_STORED ROWS_.
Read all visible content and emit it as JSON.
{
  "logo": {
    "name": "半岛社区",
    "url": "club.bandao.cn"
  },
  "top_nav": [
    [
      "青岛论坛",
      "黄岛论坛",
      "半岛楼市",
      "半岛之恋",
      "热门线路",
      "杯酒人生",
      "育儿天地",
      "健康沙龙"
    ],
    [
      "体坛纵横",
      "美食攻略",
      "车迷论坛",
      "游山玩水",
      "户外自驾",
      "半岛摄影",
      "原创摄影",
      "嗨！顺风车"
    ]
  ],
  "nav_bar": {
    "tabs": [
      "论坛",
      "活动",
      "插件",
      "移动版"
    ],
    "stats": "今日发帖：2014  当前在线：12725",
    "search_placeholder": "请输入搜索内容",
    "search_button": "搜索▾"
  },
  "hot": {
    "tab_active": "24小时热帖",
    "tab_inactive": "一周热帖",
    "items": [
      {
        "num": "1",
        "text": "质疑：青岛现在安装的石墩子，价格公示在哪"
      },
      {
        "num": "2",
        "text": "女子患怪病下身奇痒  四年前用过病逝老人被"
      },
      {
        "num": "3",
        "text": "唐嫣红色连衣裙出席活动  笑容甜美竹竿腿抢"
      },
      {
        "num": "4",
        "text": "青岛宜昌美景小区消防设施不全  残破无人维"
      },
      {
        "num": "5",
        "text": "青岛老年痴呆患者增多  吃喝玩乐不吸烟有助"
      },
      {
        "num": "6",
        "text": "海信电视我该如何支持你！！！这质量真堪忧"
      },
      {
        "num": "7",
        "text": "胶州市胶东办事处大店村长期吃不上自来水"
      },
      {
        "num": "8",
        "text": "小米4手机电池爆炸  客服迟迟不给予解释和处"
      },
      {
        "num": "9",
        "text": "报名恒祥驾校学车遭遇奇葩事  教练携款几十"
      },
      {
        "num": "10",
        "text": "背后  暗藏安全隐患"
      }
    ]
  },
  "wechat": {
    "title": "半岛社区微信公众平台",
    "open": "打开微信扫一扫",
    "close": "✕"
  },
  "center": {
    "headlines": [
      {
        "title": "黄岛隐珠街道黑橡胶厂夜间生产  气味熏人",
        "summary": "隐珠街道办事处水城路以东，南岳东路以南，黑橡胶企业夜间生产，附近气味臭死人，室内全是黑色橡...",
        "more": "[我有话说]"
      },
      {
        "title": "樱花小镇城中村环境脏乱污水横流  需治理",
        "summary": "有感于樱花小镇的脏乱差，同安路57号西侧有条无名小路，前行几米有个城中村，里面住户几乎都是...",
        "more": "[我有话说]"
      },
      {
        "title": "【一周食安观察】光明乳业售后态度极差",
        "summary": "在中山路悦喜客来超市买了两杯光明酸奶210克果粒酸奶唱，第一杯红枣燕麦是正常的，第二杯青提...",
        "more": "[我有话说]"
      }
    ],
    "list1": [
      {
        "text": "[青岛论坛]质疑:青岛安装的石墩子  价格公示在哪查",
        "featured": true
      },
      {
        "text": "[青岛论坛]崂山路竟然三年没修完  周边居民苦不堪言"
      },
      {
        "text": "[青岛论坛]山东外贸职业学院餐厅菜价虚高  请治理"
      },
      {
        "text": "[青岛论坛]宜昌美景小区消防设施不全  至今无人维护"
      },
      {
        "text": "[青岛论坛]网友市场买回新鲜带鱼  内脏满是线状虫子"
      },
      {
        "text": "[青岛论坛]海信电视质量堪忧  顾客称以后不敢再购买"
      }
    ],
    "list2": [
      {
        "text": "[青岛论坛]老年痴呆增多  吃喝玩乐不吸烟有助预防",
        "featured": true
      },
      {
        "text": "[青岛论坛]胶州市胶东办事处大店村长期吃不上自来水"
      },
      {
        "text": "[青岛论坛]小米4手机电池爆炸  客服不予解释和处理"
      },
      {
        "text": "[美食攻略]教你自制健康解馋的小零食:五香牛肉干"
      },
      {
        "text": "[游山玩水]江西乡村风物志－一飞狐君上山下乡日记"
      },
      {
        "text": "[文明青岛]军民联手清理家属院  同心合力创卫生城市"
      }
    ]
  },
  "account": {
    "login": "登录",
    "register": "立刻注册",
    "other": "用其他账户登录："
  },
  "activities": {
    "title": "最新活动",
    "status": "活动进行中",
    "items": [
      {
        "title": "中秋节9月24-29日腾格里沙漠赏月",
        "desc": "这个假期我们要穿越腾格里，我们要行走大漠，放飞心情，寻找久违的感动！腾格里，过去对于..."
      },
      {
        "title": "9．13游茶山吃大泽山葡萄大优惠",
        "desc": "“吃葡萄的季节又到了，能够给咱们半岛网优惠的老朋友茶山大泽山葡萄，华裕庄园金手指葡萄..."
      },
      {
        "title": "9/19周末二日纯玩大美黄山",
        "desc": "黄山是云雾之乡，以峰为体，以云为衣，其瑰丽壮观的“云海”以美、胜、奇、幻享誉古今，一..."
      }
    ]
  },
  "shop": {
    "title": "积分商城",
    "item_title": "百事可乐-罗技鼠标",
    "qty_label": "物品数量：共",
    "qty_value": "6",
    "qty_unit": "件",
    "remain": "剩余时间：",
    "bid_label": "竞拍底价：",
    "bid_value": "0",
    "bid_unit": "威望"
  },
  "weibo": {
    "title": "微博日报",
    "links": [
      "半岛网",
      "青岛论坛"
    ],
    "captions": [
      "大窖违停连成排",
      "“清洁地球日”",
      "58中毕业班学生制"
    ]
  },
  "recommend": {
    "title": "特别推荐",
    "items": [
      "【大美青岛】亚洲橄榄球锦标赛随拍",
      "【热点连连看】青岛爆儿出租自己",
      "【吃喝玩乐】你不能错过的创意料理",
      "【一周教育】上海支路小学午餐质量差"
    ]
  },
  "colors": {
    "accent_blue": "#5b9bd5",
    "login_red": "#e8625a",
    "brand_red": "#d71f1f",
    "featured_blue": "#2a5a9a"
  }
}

_WRITTEN REQUEST_. From the listing above, return each line with the word "青岛论坛".

_EXERCISE SOLUTION_.
      "青岛论坛",
        "text": "[青岛论坛]质疑:青岛安装的石墩子  价格公示在哪查",
        "text": "[青岛论坛]崂山路竟然三年没修完  周边居民苦不堪言"
        "text": "[青岛论坛]山东外贸职业学院餐厅菜价虚高  请治理"
        "text": "[青岛论坛]宜昌美景小区消防设施不全  至今无人维护"
        "text": "[青岛论坛]网友市场买回新鲜带鱼  内脏满是线状虫子"
        "text": "[青岛论坛]海信电视质量堪忧  顾客称以后不敢再购买"
        "text": "[青岛论坛]老年痴呆增多  吃喝玩乐不吸烟有助预防",
        "text": "[青岛论坛]胶州市胶东办事处大店村长期吃不上自来水"
        "text": "[青岛论坛]小米4手机电池爆炸  客服不予解释和处理"
      "青岛论坛"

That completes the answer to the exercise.